_WRITTEN REQUEST:_ In the Poulenc review, who commissioned the Sept Repons des Tenebres? Please answer in one sentence.

_SELECTED TEXT:_
....................
Wednesday 30 April 2014

Poulenc - Stabat Mater and Sept Repons de Tenebre

Poulenc Stabat Mater, Sept Repons des Tenebres: Capella Amsterdam, Estonian Philharmonic Chamber Choir, Estonian National Symphony Orchestra, Daniel Reuss: Harmonia Mundi
Reviewed by Robert Hugill on Apr 22 2014
Star rating: 5.0

Superb performances of two of Poulenc's neglected later large-scale sacred works

Considering the popularity of Poulenc's Gloria it is surprising that his other two large-scale choral/orchestral works have had nowhere near the exposure. Now a new disc from Harmonia Mundi pairs Poulenc's Stabat Mater with his Sept Reponds de Tenebre performed by Cappella Amsterdam, the Estonian Philharmonic Chamber Choir and the Estonian National Symphony Orchestra conducted by Daniel Reuss with Carolyn Sampson singing the soprano solos.

Poulenc's Sept Repons des Tenebres (Seven Tenebrae Responses) sets the Latin texts of seven Tenebrae responsories in a seven movement work which tells the passion stories and contemplates Christ's passion. The work was commissioned by Leonard Bernstein for the New York Philharmonic Orchestra in 1959. The posthumous premiere took place in April 1963. Poulenc had insisted on all male forces, treble soloist and choir of men and boys which may have contributed to the work's relative neglect. Here it is sung by the mixed forces of Cappella Amsterdam and the Estonian Philharmonic Chamber choir.

The work is a profoundly unsettling one, as Poulenc's writing constantly makes quick changes between dynamic and style. It is a work which never settles down and the composer seems to be considering the dread of death. Like his unaccompanied sacred music such as the mass and the Quatre Motets pour un temps de penitence Poulenc uses fragmentation and repetition to create nervous excitement and panic.

Estonian National Symphony Orchestra
Estonian National Symphony Orchestra
On this recording Reuss and his forces make the most of these contrasts. Reuss keeps the louder passages pin sharp with stunning contrasts with the more poised softer passages. Often it is the orchestra cutting like a knife and here the Estonian National Symphony Orchestra is on stunning forming, providing hard brilliance in the playing where necessary and quiet poise. The vocal writing varies between quiet chant-inflected poise and jagged lines, all of which are stunningly sung by the two choirs. Wisely the choral line is allocated to two crack chamber choirs rather than a single larger group, and the results pay of in the fine accuracy and line that the contribute. Carolyn Sampson is the poised soprano solo, adding a note of mellow beauty to her solos.

This is a stunning performance, which not only gives Poulenc's music the brilliance and contrast it needs, but still find moments of quiet repose. Reuss creates a seductive, but profoundly unsettling work.
....................
_MATERIAL:_
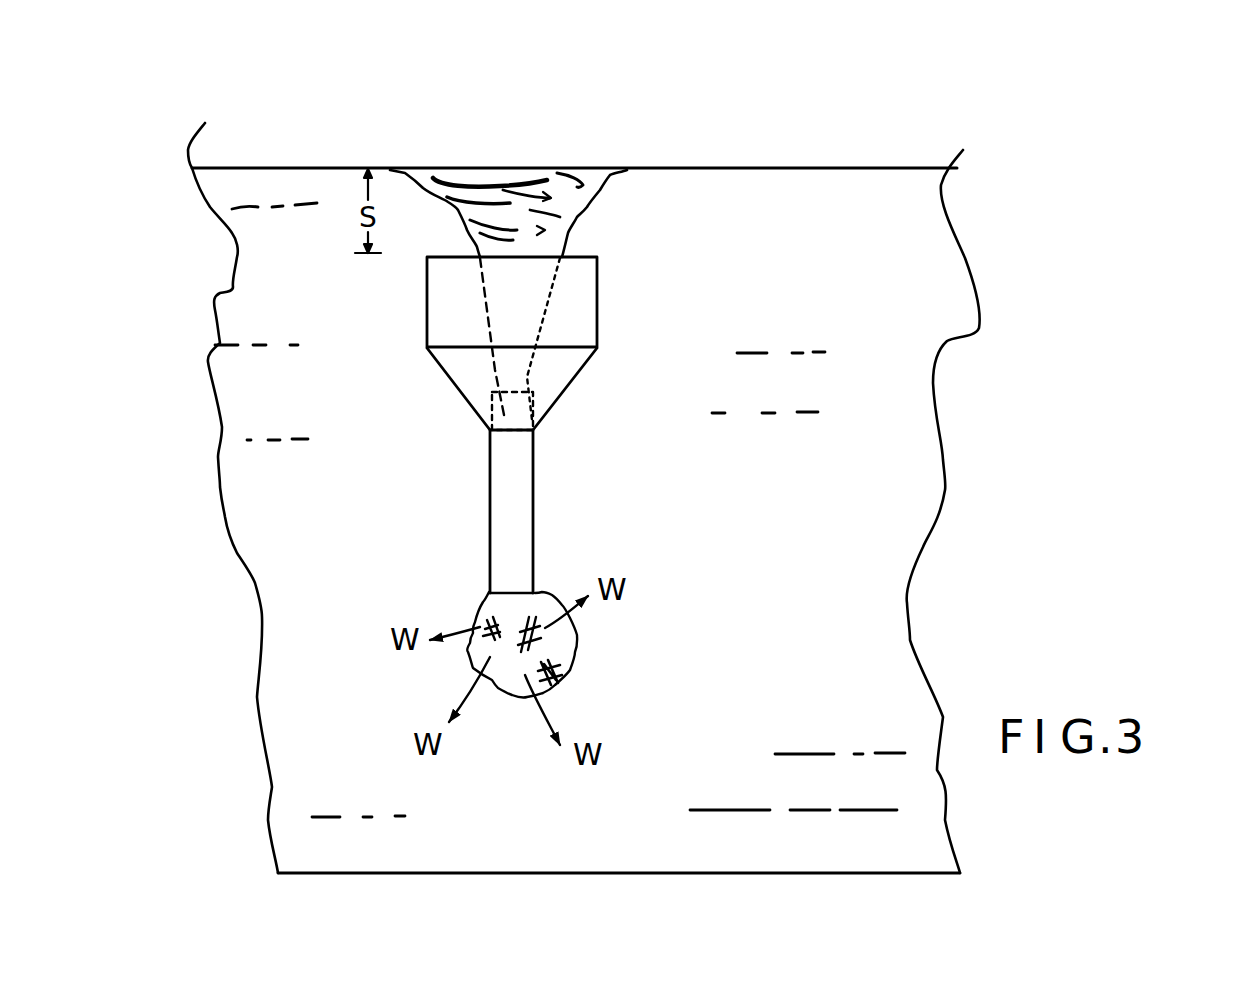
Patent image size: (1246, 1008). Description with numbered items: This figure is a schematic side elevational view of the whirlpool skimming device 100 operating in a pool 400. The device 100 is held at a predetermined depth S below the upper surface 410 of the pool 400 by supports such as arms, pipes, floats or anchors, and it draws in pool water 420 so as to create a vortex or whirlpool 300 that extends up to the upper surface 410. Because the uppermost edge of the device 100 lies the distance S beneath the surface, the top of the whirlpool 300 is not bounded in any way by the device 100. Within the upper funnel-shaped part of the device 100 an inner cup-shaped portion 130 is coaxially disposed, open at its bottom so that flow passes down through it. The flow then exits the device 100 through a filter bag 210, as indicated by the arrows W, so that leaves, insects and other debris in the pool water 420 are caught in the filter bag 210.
....................
_TASK RESULT:_ Leonard Bernstein commissioned it for the New York Philharmonic Orchestra in 1959.